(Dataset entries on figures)
┄┄┄┄┄┄┄┄┄┄
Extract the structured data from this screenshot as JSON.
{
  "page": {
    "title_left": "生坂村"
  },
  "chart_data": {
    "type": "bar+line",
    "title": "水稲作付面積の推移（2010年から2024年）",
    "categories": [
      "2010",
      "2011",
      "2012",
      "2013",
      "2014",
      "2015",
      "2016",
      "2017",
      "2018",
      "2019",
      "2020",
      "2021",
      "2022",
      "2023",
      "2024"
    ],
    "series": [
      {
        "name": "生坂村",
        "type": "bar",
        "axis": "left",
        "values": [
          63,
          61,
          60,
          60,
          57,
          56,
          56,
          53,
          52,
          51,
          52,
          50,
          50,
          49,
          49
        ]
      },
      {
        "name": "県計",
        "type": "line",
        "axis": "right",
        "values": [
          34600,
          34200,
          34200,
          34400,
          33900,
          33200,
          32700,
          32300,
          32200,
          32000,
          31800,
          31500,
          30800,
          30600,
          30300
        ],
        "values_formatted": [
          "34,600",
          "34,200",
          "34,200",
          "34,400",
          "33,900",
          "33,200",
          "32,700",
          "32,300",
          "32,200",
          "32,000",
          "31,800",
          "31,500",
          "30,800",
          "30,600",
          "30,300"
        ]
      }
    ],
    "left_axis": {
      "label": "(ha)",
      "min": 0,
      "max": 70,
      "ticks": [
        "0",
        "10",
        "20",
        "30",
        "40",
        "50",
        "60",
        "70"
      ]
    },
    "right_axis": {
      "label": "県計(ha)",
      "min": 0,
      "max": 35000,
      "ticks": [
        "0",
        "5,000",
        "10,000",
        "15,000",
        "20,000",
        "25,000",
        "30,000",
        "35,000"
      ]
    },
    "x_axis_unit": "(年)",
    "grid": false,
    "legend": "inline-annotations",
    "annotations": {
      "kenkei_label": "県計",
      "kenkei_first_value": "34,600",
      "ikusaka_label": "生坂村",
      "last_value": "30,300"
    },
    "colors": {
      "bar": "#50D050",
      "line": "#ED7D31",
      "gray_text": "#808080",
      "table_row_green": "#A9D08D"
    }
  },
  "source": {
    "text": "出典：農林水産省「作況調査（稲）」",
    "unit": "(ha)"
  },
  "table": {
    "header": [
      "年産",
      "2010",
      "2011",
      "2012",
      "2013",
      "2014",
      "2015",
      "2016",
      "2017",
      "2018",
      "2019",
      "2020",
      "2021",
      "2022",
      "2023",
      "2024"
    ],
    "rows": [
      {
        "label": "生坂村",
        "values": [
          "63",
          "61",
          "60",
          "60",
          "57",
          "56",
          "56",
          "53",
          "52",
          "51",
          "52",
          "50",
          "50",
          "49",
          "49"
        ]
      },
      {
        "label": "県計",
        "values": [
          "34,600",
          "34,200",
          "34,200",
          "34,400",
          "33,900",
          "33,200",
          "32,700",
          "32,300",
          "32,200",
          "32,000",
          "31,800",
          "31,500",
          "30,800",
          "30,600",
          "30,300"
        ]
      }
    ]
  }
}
┄┄┄┄┄┄┄┄┄┄
Write the whole listing out again. Keep every line exactly as it is.

Extract the structured data from this screenshot as JSON.
{
  "page": {
    "title_left": "生坂村"
  },
  "chart_data": {
    "type": "bar+line",
    "title": "水稲作付面積の推移（2010年から2024年）",
    "categories": [
      "2010",
      "2011",
      "2012",
      "2013",
      "2014",
      "2015",
      "2016",
      "2017",
      "2018",
      "2019",
      "2020",
      "2021",
      "2022",
      "2023",
      "2024"
    ],
    "series": [
      {
        "name": "生坂村",
        "type": "bar",
        "axis": "left",
        "values": [
          63,
          61,
          60,
          60,
          57,
          56,
          56,
          53,
          52,
          51,
          52,
          50,
          50,
          49,
          49
        ]
      },
      {
        "name": "県計",
        "type": "line",
        "axis": "right",
        "values": [
          34600,
          34200,
          34200,
          34400,
          33900,
          33200,
          32700,
          32300,
          32200,
          32000,
          31800,
          31500,
          30800,
          30600,
          30300
        ],
        "values_formatted": [
          "34,600",
          "34,200",
          "34,200",
          "34,400",
          "33,900",
          "33,200",
          "32,700",
          "32,300",
          "32,200",
          "32,000",
          "31,800",
          "31,500",
          "30,800",
          "30,600",
          "30,300"
        ]
      }
    ],
    "left_axis": {
      "label": "(ha)",
      "min": 0,
      "max": 70,
      "ticks": [
        "0",
        "10",
        "20",
        "30",
        "40",
        "50",
        "60",
        "70"
      ]
    },
    "right_axis": {
      "label": "県計(ha)",
      "min": 0,
      "max": 35000,
      "ticks": [
        "0",
        "5,000",
        "10,000",
        "15,000",
        "20,000",
        "25,000",
        "30,000",
        "35,000"
      ]
    },
    "x_axis_unit": "(年)",
    "grid": false,
    "legend": "inline-annotations",
    "annotations": {
      "kenkei_label": "県計",
      "kenkei_first_value": "34,600",
      "ikusaka_label": "生坂村",
      "last_value": "30,300"
    },
    "colors": {
      "bar": "#50D050",
      "line": "#ED7D31",
      "gray_text": "#808080",
      "table_row_green": "#A9D08D"
    }
  },
  "source": {
    "text": "出典：農林水産省「作況調査（稲）」",
    "unit": "(ha)"
  },
  "table": {
    "header": [
      "年産",
      "2010",
      "2011",
      "2012",
      "2013",
      "2014",
      "2015",
      "2016",
      "2017",
      "2018",
      "2019",
      "2020",
      "2021",
      "2022",
      "2023",
      "2024"
    ],
    "rows": [
      {
        "label": "生坂村",
        "values": [
          "63",
          "61",
          "60",
          "60",
          "57",
          "56",
          "56",
          "53",
          "52",
          "51",
          "52",
          "50",
          "50",
          "49",
          "49"
        ]
      },
      {
        "label": "県計",
        "values": [
          "34,600",
          "34,200",
          "34,200",
          "34,400",
          "33,900",
          "33,200",
          "32,700",
          "32,300",
          "32,200",
          "32,000",
          "31,800",
          "31,500",
          "30,800",
          "30,600",
          "30,300"
        ]
      }
    ]
  }
}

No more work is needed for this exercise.